- What the exercise asks:
In the records below, reproduce word for word the lines from the one containing "settings-row-label[interactable]: ps bbox=[0, 301, 24, 323]" through the one containing "UI element localization: list", including both of those lines.
==== Records provided
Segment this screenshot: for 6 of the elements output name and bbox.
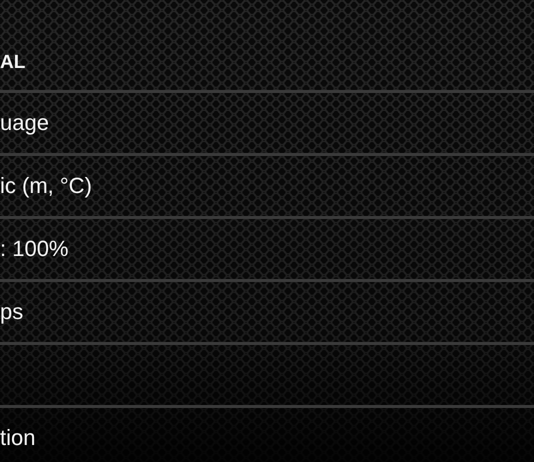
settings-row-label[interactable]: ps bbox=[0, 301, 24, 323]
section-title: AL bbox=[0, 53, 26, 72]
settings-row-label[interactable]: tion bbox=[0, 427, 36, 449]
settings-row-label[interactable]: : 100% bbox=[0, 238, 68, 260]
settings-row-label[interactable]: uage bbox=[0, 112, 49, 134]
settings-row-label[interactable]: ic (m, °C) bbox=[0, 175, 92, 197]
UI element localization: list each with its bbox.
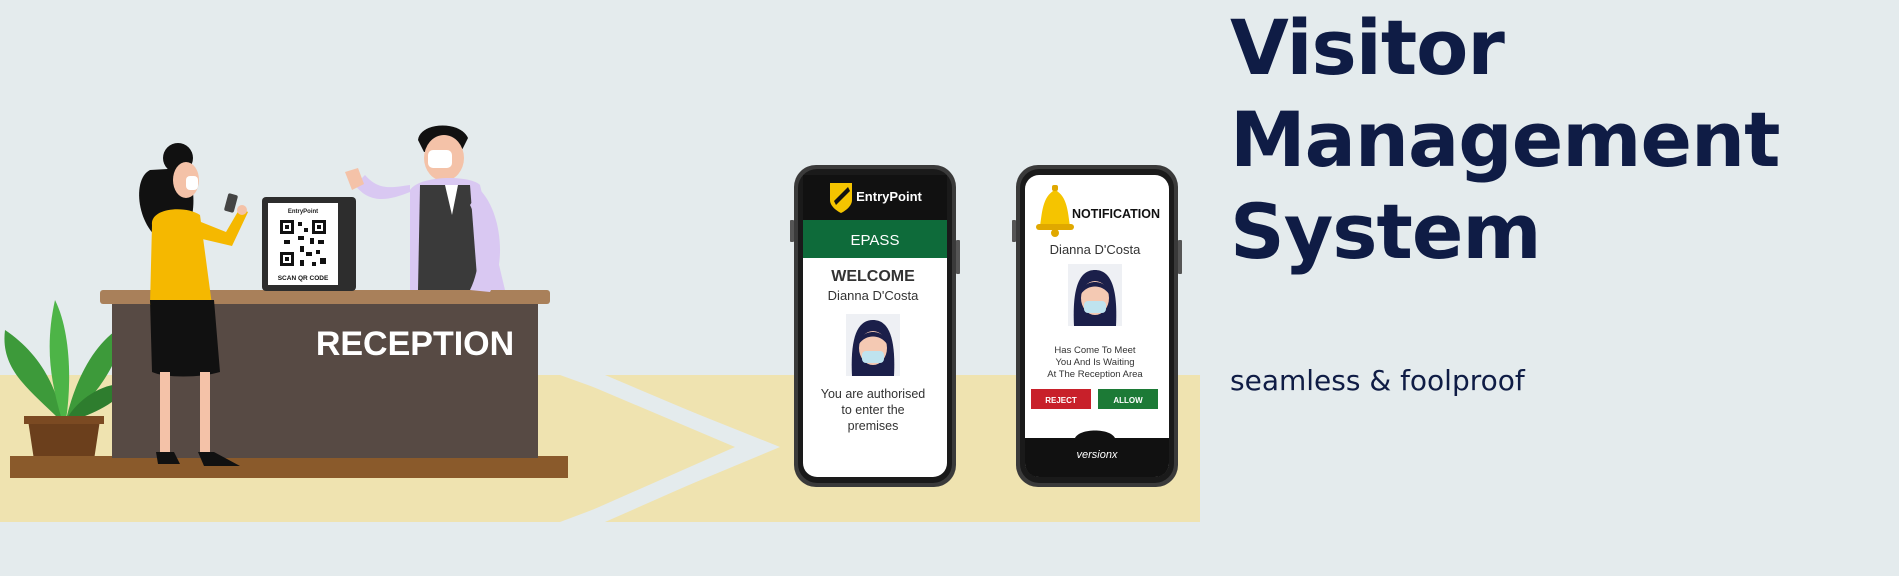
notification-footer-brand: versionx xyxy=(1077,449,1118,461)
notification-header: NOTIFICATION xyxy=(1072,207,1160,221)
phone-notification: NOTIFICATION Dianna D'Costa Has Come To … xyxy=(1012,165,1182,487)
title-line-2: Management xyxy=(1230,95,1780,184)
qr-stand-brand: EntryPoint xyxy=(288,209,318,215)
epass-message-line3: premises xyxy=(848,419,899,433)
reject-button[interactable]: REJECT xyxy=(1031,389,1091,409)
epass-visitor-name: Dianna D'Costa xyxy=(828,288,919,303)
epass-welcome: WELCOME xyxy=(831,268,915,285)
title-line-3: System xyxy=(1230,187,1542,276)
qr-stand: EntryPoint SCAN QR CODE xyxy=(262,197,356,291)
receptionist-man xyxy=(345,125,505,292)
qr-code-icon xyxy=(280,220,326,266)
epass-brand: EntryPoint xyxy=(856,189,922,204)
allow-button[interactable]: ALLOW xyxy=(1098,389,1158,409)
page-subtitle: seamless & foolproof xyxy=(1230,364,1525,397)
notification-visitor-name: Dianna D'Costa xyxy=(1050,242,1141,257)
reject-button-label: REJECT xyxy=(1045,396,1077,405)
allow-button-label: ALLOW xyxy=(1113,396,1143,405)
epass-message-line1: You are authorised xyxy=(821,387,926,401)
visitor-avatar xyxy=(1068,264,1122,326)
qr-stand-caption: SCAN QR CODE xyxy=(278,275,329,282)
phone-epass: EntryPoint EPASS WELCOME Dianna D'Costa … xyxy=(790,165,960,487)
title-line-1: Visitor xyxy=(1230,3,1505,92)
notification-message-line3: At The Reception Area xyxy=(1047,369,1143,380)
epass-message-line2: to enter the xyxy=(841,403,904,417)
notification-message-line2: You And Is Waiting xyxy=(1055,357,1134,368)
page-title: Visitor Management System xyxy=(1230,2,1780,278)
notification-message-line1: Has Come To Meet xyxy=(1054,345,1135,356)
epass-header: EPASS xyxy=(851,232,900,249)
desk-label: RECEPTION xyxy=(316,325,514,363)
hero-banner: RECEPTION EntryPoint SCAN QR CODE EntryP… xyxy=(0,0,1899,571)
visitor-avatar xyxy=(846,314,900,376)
========
- Task answer:
settings-row-label[interactable]: ps bbox=[0, 301, 24, 323]
section-title: AL bbox=[0, 53, 26, 72]
settings-row-label[interactable]: tion bbox=[0, 427, 36, 449]
settings-row-label[interactable]: : 100% bbox=[0, 238, 68, 260]
settings-row-label[interactable]: uage bbox=[0, 112, 49, 134]
settings-row-label[interactable]: ic (m, °C) bbox=[0, 175, 92, 197]
UI element localization: list each with its bbox.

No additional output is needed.